BEGIN RECORDS TO PROCESS
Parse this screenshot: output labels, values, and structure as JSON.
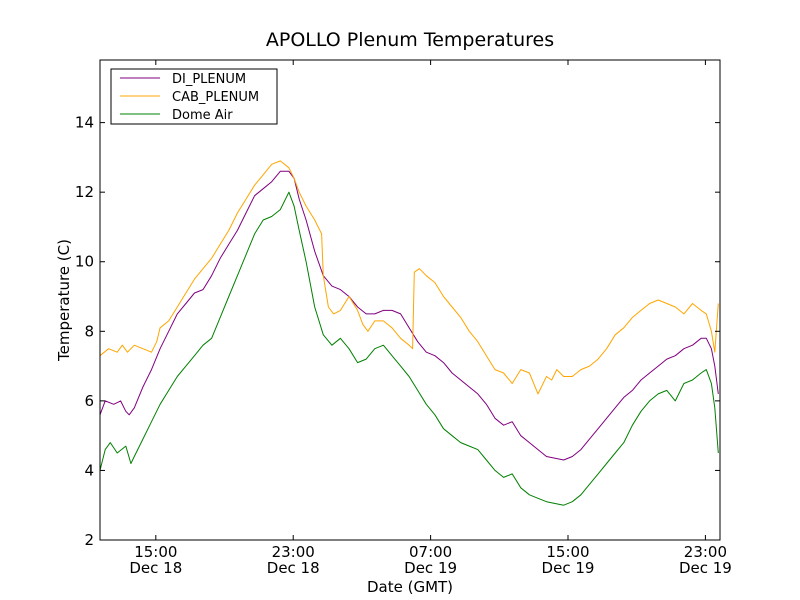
{
  "chart_data": {
    "type": "line",
    "title": "APOLLO Plenum Temperatures",
    "xlabel": "Date (GMT)",
    "ylabel": "Temperature (C)",
    "x_unit": "hours since Dec 18 11:45 GMT",
    "xlim": [
      0,
      36.1
    ],
    "ylim": [
      2,
      15.8
    ],
    "grid": false,
    "legend_position": "top-left",
    "yticks": [
      2,
      4,
      6,
      8,
      10,
      12,
      14
    ],
    "xticks": [
      {
        "x": 3.25,
        "time": "15:00",
        "date": "Dec 18"
      },
      {
        "x": 11.25,
        "time": "23:00",
        "date": "Dec 18"
      },
      {
        "x": 19.25,
        "time": "07:00",
        "date": "Dec 19"
      },
      {
        "x": 27.25,
        "time": "15:00",
        "date": "Dec 19"
      },
      {
        "x": 35.25,
        "time": "23:00",
        "date": "Dec 19"
      }
    ],
    "series": [
      {
        "name": "DI_PLENUM",
        "color": "#800080",
        "x": [
          0,
          0.3,
          0.8,
          1.2,
          1.5,
          1.7,
          2.0,
          2.5,
          3.0,
          3.5,
          4.0,
          4.5,
          5.0,
          5.5,
          6.0,
          6.5,
          7.0,
          7.5,
          8.0,
          8.5,
          9.0,
          9.5,
          10.0,
          10.5,
          11.0,
          11.3,
          11.6,
          12.0,
          12.5,
          13.0,
          13.5,
          14.0,
          14.5,
          15.0,
          15.5,
          16.0,
          16.5,
          17.0,
          17.5,
          18.0,
          18.5,
          19.0,
          19.5,
          20.0,
          20.5,
          21.0,
          21.5,
          22.0,
          22.5,
          23.0,
          23.5,
          24.0,
          24.5,
          25.0,
          25.5,
          26.0,
          26.5,
          27.0,
          27.5,
          28.0,
          28.5,
          29.0,
          29.5,
          30.0,
          30.5,
          31.0,
          31.5,
          32.0,
          32.5,
          33.0,
          33.5,
          34.0,
          34.5,
          35.0,
          35.3,
          35.6,
          35.8,
          36.0
        ],
        "values": [
          5.6,
          6.0,
          5.9,
          6.0,
          5.7,
          5.6,
          5.8,
          6.4,
          6.9,
          7.5,
          8.0,
          8.5,
          8.8,
          9.1,
          9.2,
          9.6,
          10.1,
          10.5,
          10.9,
          11.4,
          11.9,
          12.1,
          12.3,
          12.6,
          12.6,
          12.4,
          11.8,
          11.2,
          10.3,
          9.6,
          9.3,
          9.2,
          9.0,
          8.7,
          8.5,
          8.5,
          8.6,
          8.6,
          8.5,
          8.1,
          7.7,
          7.4,
          7.3,
          7.1,
          6.8,
          6.6,
          6.4,
          6.2,
          5.9,
          5.5,
          5.3,
          5.4,
          5.0,
          4.8,
          4.6,
          4.4,
          4.35,
          4.3,
          4.4,
          4.6,
          4.9,
          5.2,
          5.5,
          5.8,
          6.1,
          6.3,
          6.6,
          6.8,
          7.0,
          7.2,
          7.3,
          7.5,
          7.6,
          7.8,
          7.8,
          7.5,
          7.0,
          6.2
        ]
      },
      {
        "name": "CAB_PLENUM",
        "color": "#ffa500",
        "x": [
          0,
          0.5,
          1.0,
          1.3,
          1.6,
          2.0,
          2.5,
          3.0,
          3.3,
          3.5,
          4.0,
          4.5,
          5.0,
          5.5,
          6.0,
          6.5,
          7.0,
          7.5,
          8.0,
          8.5,
          9.0,
          9.5,
          10.0,
          10.5,
          11.0,
          11.3,
          11.6,
          12.0,
          12.5,
          12.9,
          13.0,
          13.3,
          13.6,
          14.0,
          14.5,
          15.0,
          15.3,
          15.6,
          16.0,
          16.5,
          17.0,
          17.5,
          18.0,
          18.2,
          18.3,
          18.6,
          19.0,
          19.5,
          20.0,
          20.5,
          21.0,
          21.5,
          22.0,
          22.5,
          23.0,
          23.5,
          24.0,
          24.5,
          25.0,
          25.5,
          26.0,
          26.3,
          26.6,
          27.0,
          27.5,
          28.0,
          28.5,
          29.0,
          29.5,
          30.0,
          30.5,
          31.0,
          31.5,
          32.0,
          32.5,
          33.0,
          33.5,
          34.0,
          34.5,
          35.0,
          35.3,
          35.6,
          35.8,
          36.0
        ],
        "values": [
          7.3,
          7.5,
          7.4,
          7.6,
          7.4,
          7.6,
          7.5,
          7.4,
          7.7,
          8.1,
          8.3,
          8.7,
          9.1,
          9.5,
          9.8,
          10.1,
          10.5,
          10.9,
          11.4,
          11.8,
          12.2,
          12.5,
          12.8,
          12.9,
          12.7,
          12.4,
          12.0,
          11.6,
          11.2,
          10.8,
          9.6,
          8.7,
          8.5,
          8.6,
          9.0,
          8.6,
          8.2,
          8.0,
          8.3,
          8.3,
          8.1,
          7.8,
          7.6,
          7.5,
          9.7,
          9.8,
          9.6,
          9.4,
          9.0,
          8.7,
          8.4,
          8.0,
          7.7,
          7.3,
          6.9,
          6.8,
          6.5,
          6.9,
          6.8,
          6.2,
          6.7,
          6.6,
          6.9,
          6.7,
          6.7,
          6.9,
          7.0,
          7.2,
          7.5,
          7.9,
          8.1,
          8.4,
          8.6,
          8.8,
          8.9,
          8.8,
          8.7,
          8.5,
          8.8,
          8.6,
          8.5,
          8.0,
          7.4,
          8.8
        ]
      },
      {
        "name": "Dome Air",
        "color": "#008000",
        "x": [
          0,
          0.3,
          0.6,
          1.0,
          1.5,
          1.8,
          2.0,
          2.5,
          3.0,
          3.5,
          4.0,
          4.5,
          5.0,
          5.5,
          6.0,
          6.5,
          7.0,
          7.5,
          8.0,
          8.5,
          9.0,
          9.5,
          10.0,
          10.5,
          11.0,
          11.3,
          11.6,
          12.0,
          12.5,
          13.0,
          13.5,
          14.0,
          14.5,
          15.0,
          15.5,
          16.0,
          16.5,
          17.0,
          17.5,
          18.0,
          18.5,
          19.0,
          19.5,
          20.0,
          20.5,
          21.0,
          21.5,
          22.0,
          22.5,
          23.0,
          23.5,
          24.0,
          24.5,
          25.0,
          25.5,
          26.0,
          26.5,
          27.0,
          27.5,
          28.0,
          28.5,
          29.0,
          29.5,
          30.0,
          30.5,
          31.0,
          31.5,
          32.0,
          32.5,
          33.0,
          33.5,
          34.0,
          34.5,
          35.0,
          35.3,
          35.6,
          35.8,
          36.0
        ],
        "values": [
          4.0,
          4.6,
          4.8,
          4.5,
          4.7,
          4.2,
          4.4,
          4.9,
          5.4,
          5.9,
          6.3,
          6.7,
          7.0,
          7.3,
          7.6,
          7.8,
          8.4,
          9.0,
          9.6,
          10.2,
          10.8,
          11.2,
          11.3,
          11.5,
          12.0,
          11.6,
          10.9,
          10.0,
          8.7,
          7.9,
          7.6,
          7.8,
          7.5,
          7.1,
          7.2,
          7.5,
          7.6,
          7.3,
          7.0,
          6.7,
          6.3,
          5.9,
          5.6,
          5.2,
          5.0,
          4.8,
          4.7,
          4.6,
          4.3,
          4.0,
          3.8,
          3.9,
          3.5,
          3.3,
          3.2,
          3.1,
          3.05,
          3.0,
          3.1,
          3.3,
          3.6,
          3.9,
          4.2,
          4.5,
          4.8,
          5.3,
          5.7,
          6.0,
          6.2,
          6.3,
          6.0,
          6.5,
          6.6,
          6.8,
          6.9,
          6.5,
          5.8,
          4.5
        ]
      }
    ]
  }
}
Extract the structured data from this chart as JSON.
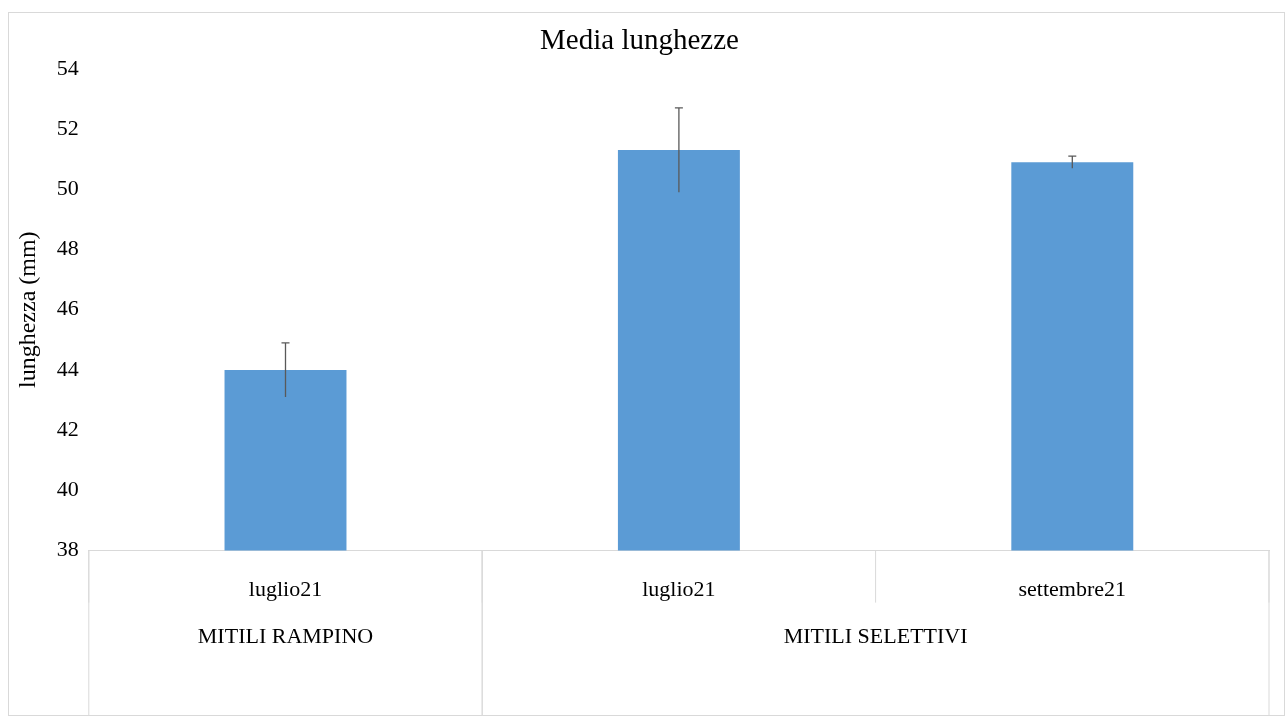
{
  "chart_data": {
    "type": "bar",
    "title": "Media lunghezze",
    "ylabel": "lunghezza (mm)",
    "categories": [
      "luglio21",
      "luglio21",
      "settembre21"
    ],
    "values": [
      44.0,
      51.3,
      50.9
    ],
    "errors": [
      0.9,
      1.4,
      0.2
    ],
    "color": "#5b9bd5",
    "ylim": [
      38,
      54
    ],
    "yticks": [
      38,
      40,
      42,
      44,
      46,
      48,
      50,
      52,
      54
    ],
    "grid": false,
    "legend": false,
    "annotations": [
      "MITILI RAMPINO",
      "MITILI SELETTIVI"
    ]
  }
}
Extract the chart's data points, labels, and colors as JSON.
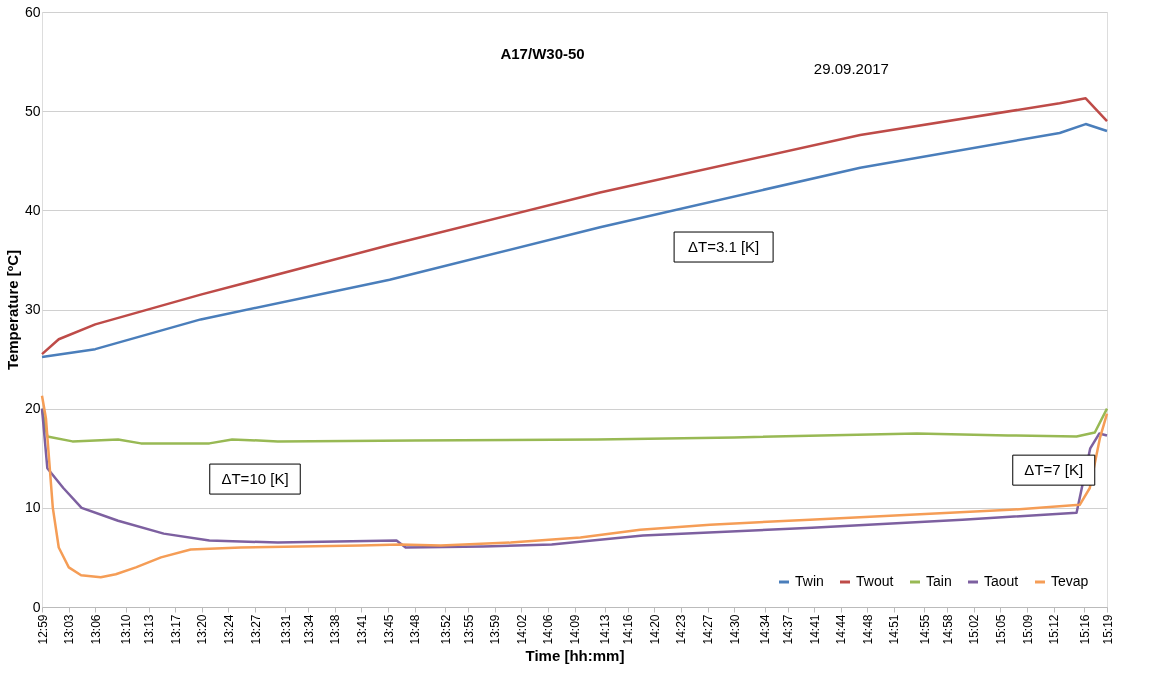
{
  "chart_data": {
    "type": "line",
    "title": "A17/W30-50",
    "subtitle": "29.09.2017",
    "xlabel": "Time  [hh:mm]",
    "ylabel": "Temperature  [ºC]",
    "annotations": [
      "ΔT=3.1 [K]",
      "ΔT=10 [K]",
      "ΔT=7 [K]"
    ],
    "xlim": [
      12.9833,
      15.3167
    ],
    "ylim": [
      0,
      60
    ],
    "yticks": [
      0,
      10,
      20,
      30,
      40,
      50,
      60
    ],
    "xticks": [
      {
        "value": 12.9833,
        "label": "12:59"
      },
      {
        "value": 13.0417,
        "label": "13:03"
      },
      {
        "value": 13.1,
        "label": "13:06"
      },
      {
        "value": 13.1667,
        "label": "13:10"
      },
      {
        "value": 13.2167,
        "label": "13:13"
      },
      {
        "value": 13.275,
        "label": "13:17"
      },
      {
        "value": 13.3333,
        "label": "13:20"
      },
      {
        "value": 13.3917,
        "label": "13:24"
      },
      {
        "value": 13.45,
        "label": "13:27"
      },
      {
        "value": 13.5167,
        "label": "13:31"
      },
      {
        "value": 13.5667,
        "label": "13:34"
      },
      {
        "value": 13.625,
        "label": "13:38"
      },
      {
        "value": 13.6833,
        "label": "13:41"
      },
      {
        "value": 13.7417,
        "label": "13:45"
      },
      {
        "value": 13.8,
        "label": "13:48"
      },
      {
        "value": 13.8667,
        "label": "13:52"
      },
      {
        "value": 13.9167,
        "label": "13:55"
      },
      {
        "value": 13.975,
        "label": "13:59"
      },
      {
        "value": 14.0333,
        "label": "14:02"
      },
      {
        "value": 14.0917,
        "label": "14:06"
      },
      {
        "value": 14.15,
        "label": "14:09"
      },
      {
        "value": 14.2167,
        "label": "14:13"
      },
      {
        "value": 14.2667,
        "label": "14:16"
      },
      {
        "value": 14.325,
        "label": "14:20"
      },
      {
        "value": 14.3833,
        "label": "14:23"
      },
      {
        "value": 14.4417,
        "label": "14:27"
      },
      {
        "value": 14.5,
        "label": "14:30"
      },
      {
        "value": 14.5667,
        "label": "14:34"
      },
      {
        "value": 14.6167,
        "label": "14:37"
      },
      {
        "value": 14.675,
        "label": "14:41"
      },
      {
        "value": 14.7333,
        "label": "14:44"
      },
      {
        "value": 14.7917,
        "label": "14:48"
      },
      {
        "value": 14.85,
        "label": "14:51"
      },
      {
        "value": 14.9167,
        "label": "14:55"
      },
      {
        "value": 14.9667,
        "label": "14:58"
      },
      {
        "value": 15.025,
        "label": "15:02"
      },
      {
        "value": 15.0833,
        "label": "15:05"
      },
      {
        "value": 15.1417,
        "label": "15:09"
      },
      {
        "value": 15.2,
        "label": "15:12"
      },
      {
        "value": 15.2667,
        "label": "15:16"
      },
      {
        "value": 15.3167,
        "label": "15:19"
      }
    ],
    "grid": "y",
    "legend": "bottom right",
    "marker": "none",
    "line_style": "solid",
    "series": [
      {
        "name": "Twin",
        "color": "#4a7ebb",
        "x": [
          12.9833,
          13.1,
          13.331,
          13.745,
          14.206,
          14.776,
          15.213,
          15.27,
          15.3167
        ],
        "values": [
          25.2,
          26.0,
          29,
          33,
          38.3,
          44.3,
          47.8,
          48.7,
          48
        ]
      },
      {
        "name": "Twout",
        "color": "#be4b48",
        "x": [
          12.9833,
          13.02,
          13.1,
          13.331,
          13.745,
          14.206,
          14.776,
          15.213,
          15.27,
          15.3167
        ],
        "values": [
          25.5,
          27,
          28.5,
          31.5,
          36.5,
          41.8,
          47.6,
          50.8,
          51.3,
          49
        ]
      },
      {
        "name": "Tain",
        "color": "#98b954",
        "x": [
          12.9833,
          12.995,
          13.05,
          13.15,
          13.2,
          13.35,
          13.4,
          13.5,
          13.8,
          14.2,
          14.5,
          14.9,
          15.1,
          15.25,
          15.29,
          15.3167
        ],
        "values": [
          20,
          17.2,
          16.7,
          16.9,
          16.5,
          16.5,
          16.9,
          16.7,
          16.8,
          16.9,
          17.1,
          17.5,
          17.3,
          17.2,
          17.6,
          20
        ]
      },
      {
        "name": "Taout",
        "color": "#7d60a0",
        "x": [
          12.9833,
          12.995,
          13.03,
          13.07,
          13.15,
          13.25,
          13.35,
          13.5,
          13.76,
          13.78,
          13.95,
          14.1,
          14.3,
          14.67,
          15.0,
          15.25,
          15.28,
          15.3,
          15.3167
        ],
        "values": [
          20,
          14,
          12,
          10,
          8.7,
          7.4,
          6.7,
          6.5,
          6.7,
          6.0,
          6.1,
          6.3,
          7.2,
          8,
          8.8,
          9.5,
          16,
          17.5,
          17.3
        ]
      },
      {
        "name": "Tevap",
        "color": "#f59d56",
        "x": [
          12.9833,
          12.992,
          13.007,
          13.02,
          13.042,
          13.069,
          13.112,
          13.145,
          13.189,
          13.244,
          13.309,
          13.419,
          13.681,
          13.769,
          13.857,
          14.01,
          14.163,
          14.294,
          14.447,
          14.666,
          14.885,
          15.104,
          15.257,
          15.279,
          15.301,
          15.3167
        ],
        "values": [
          21.3,
          19,
          10,
          6,
          4,
          3.2,
          3,
          3.3,
          4,
          5,
          5.8,
          6,
          6.2,
          6.3,
          6.2,
          6.5,
          7,
          7.8,
          8.3,
          8.8,
          9.3,
          9.8,
          10.3,
          12,
          17,
          19.5
        ]
      }
    ]
  }
}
END RECORDS TO PROCESS
• **WHAT YOU ARE ASKED TO DO**: Pull out each line containing the word "name" and copy it.

• **TASK RESULT**:
        "name": "DI_PLENUM",
        "name": "CAB_PLENUM",
        "name": "Dome Air",
        "name": "Twin",
        "name": "Twout",
        "name": "Tain",
        "name": "Taout",
        "name": "Tevap",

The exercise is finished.